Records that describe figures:
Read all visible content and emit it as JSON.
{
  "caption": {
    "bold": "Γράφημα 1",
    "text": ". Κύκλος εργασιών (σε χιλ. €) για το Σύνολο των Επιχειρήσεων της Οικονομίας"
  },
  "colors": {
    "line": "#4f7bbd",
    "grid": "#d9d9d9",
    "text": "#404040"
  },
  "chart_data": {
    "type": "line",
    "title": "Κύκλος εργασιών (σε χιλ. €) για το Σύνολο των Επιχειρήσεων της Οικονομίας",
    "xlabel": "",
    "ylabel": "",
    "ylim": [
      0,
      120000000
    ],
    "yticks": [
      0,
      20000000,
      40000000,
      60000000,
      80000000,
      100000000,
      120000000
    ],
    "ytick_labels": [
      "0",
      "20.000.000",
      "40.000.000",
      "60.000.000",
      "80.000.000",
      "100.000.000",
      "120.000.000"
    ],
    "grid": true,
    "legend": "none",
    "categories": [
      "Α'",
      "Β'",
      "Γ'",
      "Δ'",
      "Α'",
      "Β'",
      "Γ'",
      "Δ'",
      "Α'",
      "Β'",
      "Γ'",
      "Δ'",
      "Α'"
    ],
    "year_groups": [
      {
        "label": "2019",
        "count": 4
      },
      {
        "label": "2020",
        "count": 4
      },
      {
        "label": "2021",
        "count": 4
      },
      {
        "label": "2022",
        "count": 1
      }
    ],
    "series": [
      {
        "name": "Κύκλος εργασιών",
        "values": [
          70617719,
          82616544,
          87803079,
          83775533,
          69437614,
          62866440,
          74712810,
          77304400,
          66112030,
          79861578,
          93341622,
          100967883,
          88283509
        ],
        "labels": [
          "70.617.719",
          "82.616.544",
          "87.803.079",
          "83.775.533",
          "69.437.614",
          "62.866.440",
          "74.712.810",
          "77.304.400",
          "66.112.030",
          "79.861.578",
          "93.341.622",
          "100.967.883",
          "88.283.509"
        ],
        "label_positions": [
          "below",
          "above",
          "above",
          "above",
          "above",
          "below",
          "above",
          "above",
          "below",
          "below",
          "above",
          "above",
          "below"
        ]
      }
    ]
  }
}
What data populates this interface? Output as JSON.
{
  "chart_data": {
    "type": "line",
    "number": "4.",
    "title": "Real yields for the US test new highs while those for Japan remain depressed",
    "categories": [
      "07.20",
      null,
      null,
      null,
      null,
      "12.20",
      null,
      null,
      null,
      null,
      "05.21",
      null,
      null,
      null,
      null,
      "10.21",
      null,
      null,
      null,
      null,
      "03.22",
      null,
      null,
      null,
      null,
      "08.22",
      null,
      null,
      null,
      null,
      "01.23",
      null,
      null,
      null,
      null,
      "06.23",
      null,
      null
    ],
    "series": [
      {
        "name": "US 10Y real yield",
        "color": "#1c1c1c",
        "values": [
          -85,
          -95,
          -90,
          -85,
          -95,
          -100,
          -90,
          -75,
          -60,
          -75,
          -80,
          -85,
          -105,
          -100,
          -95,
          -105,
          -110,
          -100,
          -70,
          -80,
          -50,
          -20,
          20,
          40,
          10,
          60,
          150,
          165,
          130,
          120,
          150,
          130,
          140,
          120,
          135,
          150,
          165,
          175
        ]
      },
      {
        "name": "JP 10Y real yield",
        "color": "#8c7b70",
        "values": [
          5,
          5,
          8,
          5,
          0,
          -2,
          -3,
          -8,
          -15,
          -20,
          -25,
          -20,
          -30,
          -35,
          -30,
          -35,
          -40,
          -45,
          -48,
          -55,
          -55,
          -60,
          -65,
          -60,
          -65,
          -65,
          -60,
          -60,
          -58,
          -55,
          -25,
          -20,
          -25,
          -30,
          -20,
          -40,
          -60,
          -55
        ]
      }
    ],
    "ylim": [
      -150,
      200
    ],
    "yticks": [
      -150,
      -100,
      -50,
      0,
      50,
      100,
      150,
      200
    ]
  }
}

YOUR GOAL: Return, from the data, each line that has the word "Σύνολο" in it.

EXERCISE ANSWER:
    "text": ". Κύκλος εργασιών (σε χιλ. €) για το Σύνολο των Επιχειρήσεων της Οικονομίας"
    "title": "Κύκλος εργασιών (σε χιλ. €) για το Σύνολο των Επιχειρήσεων της Οικονομίας",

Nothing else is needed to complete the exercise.